Dataset items
= = =

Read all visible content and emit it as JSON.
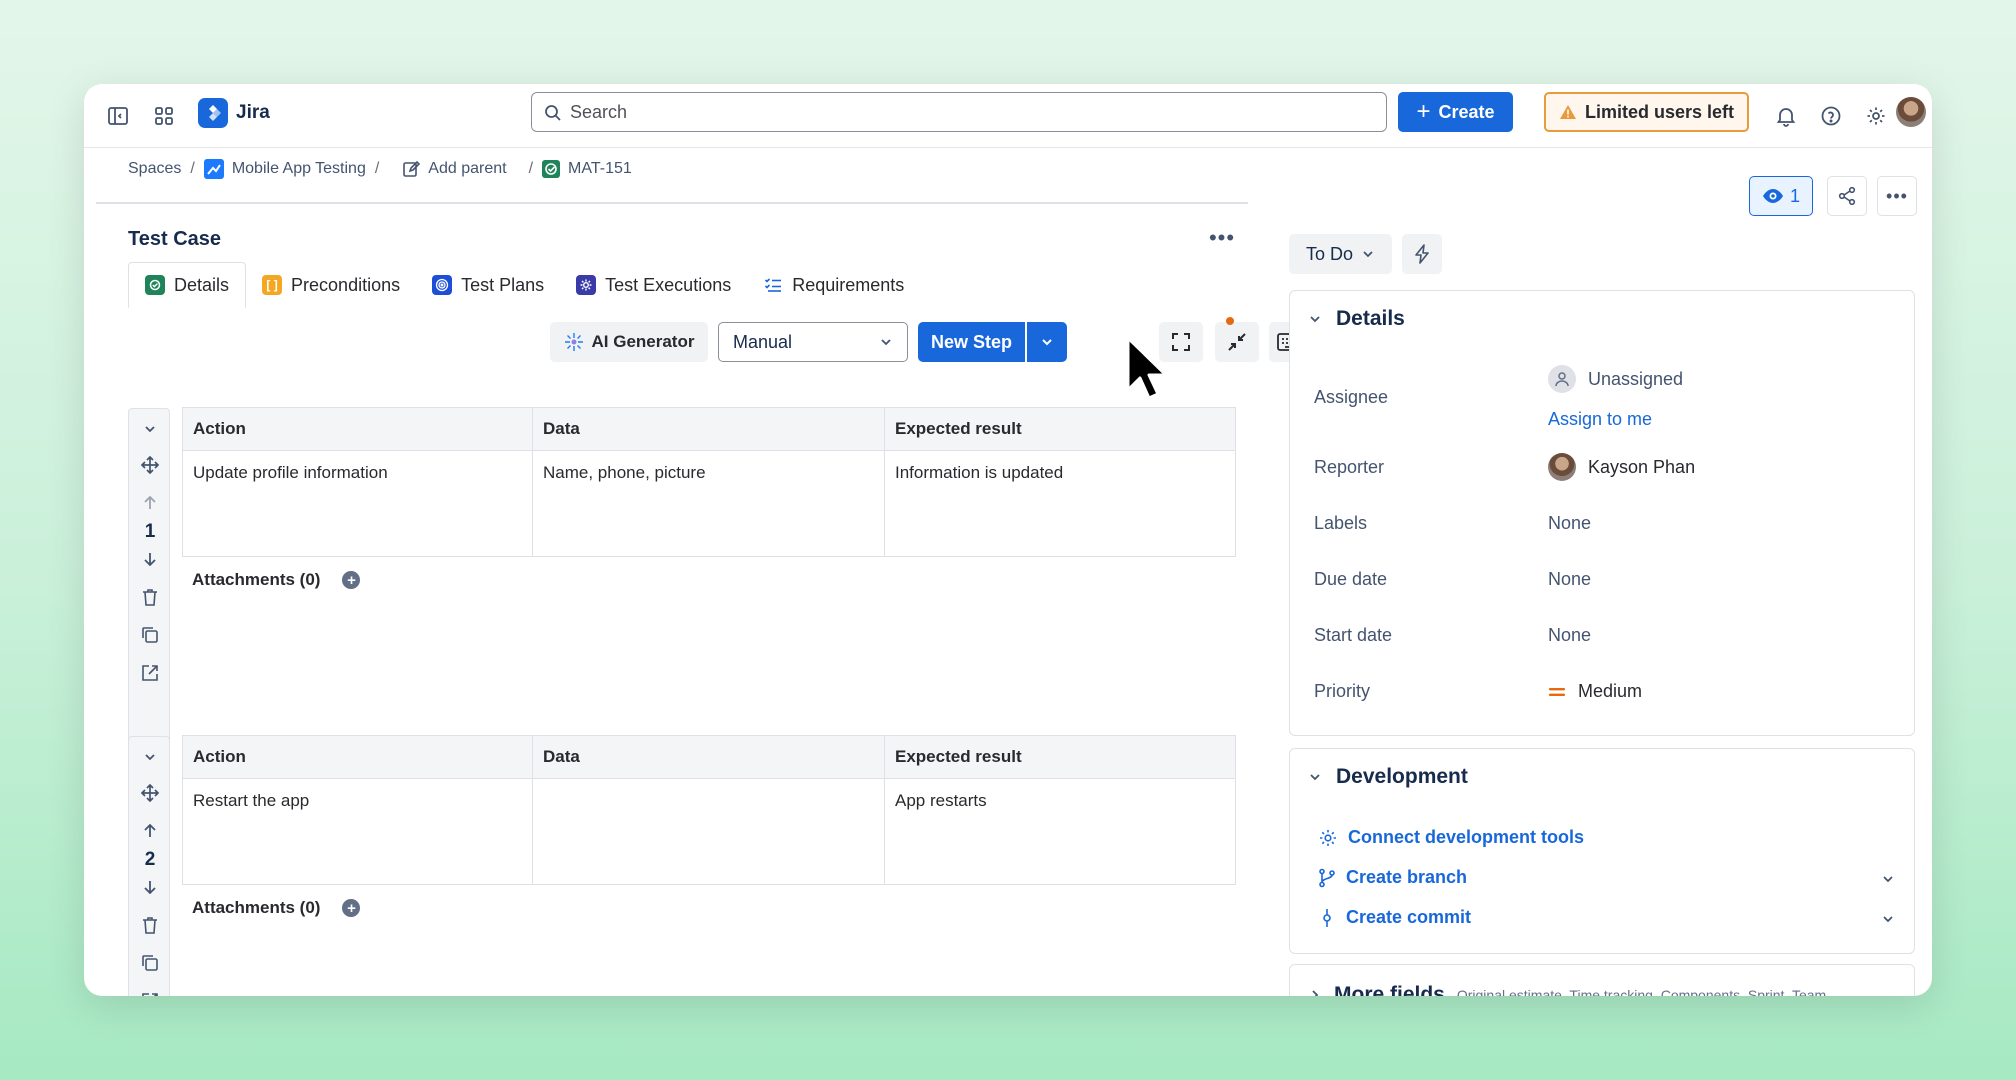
{
  "nav": {
    "app_name": "Jira",
    "search_placeholder": "Search",
    "create_label": "Create",
    "limited_label": "Limited users left"
  },
  "breadcrumb": {
    "spaces": "Spaces",
    "project": "Mobile App Testing",
    "add_parent": "Add parent",
    "issue_key": "MAT-151"
  },
  "issue": {
    "type_title": "Test Case",
    "tabs": [
      {
        "label": "Details"
      },
      {
        "label": "Preconditions"
      },
      {
        "label": "Test Plans"
      },
      {
        "label": "Test Executions"
      },
      {
        "label": "Requirements"
      }
    ],
    "toolbar": {
      "ai_label": "AI Generator",
      "mode_value": "Manual",
      "new_step_label": "New Step"
    },
    "table_headers": {
      "action": "Action",
      "data": "Data",
      "expected": "Expected result"
    },
    "steps": [
      {
        "number": "1",
        "action": "Update profile information",
        "data": "Name, phone, picture",
        "expected": "Information is updated",
        "attachments": "Attachments (0)"
      },
      {
        "number": "2",
        "action": "Restart the app",
        "data": "",
        "expected": "App restarts",
        "attachments": "Attachments (0)"
      }
    ]
  },
  "sidebar": {
    "watch_count": "1",
    "status": "To Do",
    "details": {
      "heading": "Details",
      "fields": {
        "assignee_label": "Assignee",
        "assignee_value": "Unassigned",
        "assign_to_me": "Assign to me",
        "reporter_label": "Reporter",
        "reporter_value": "Kayson Phan",
        "labels_label": "Labels",
        "labels_value": "None",
        "due_label": "Due date",
        "due_value": "None",
        "start_label": "Start date",
        "start_value": "None",
        "priority_label": "Priority",
        "priority_value": "Medium"
      }
    },
    "development": {
      "heading": "Development",
      "connect": "Connect development tools",
      "branch": "Create branch",
      "commit": "Create commit"
    },
    "more_fields": {
      "heading": "More fields",
      "hint": "Original estimate, Time tracking, Components, Sprint, Team"
    }
  },
  "colors": {
    "brand": "#1868db",
    "warning": "#e89a3c",
    "priority_medium": "#e56910"
  }
}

= = =

_Written problem_:
Copy out every line of the data that includes "Create".

_Finished task_:
    "create_label": "Create",
      "branch": "Create branch",
      "commit": "Create commit"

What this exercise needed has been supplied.